(Data listing)
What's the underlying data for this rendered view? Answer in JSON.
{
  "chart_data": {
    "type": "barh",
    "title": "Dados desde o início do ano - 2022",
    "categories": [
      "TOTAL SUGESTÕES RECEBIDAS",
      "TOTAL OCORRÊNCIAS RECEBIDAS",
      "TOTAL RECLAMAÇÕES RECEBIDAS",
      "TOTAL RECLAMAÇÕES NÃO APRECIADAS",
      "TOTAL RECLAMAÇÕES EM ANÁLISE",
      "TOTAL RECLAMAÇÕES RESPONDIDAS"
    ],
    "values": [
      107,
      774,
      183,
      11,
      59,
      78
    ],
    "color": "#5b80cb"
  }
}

**Exercise task**
Locate the word "TOTAL" in the records and collect each line it appears in.

**Result of the exercise**
      "TOTAL SUGESTÕES RECEBIDAS",
      "TOTAL OCORRÊNCIAS RECEBIDAS",
      "TOTAL RECLAMAÇÕES RECEBIDAS",
      "TOTAL RECLAMAÇÕES NÃO APRECIADAS",
      "TOTAL RECLAMAÇÕES EM ANÁLISE",
      "TOTAL RECLAMAÇÕES RESPONDIDAS"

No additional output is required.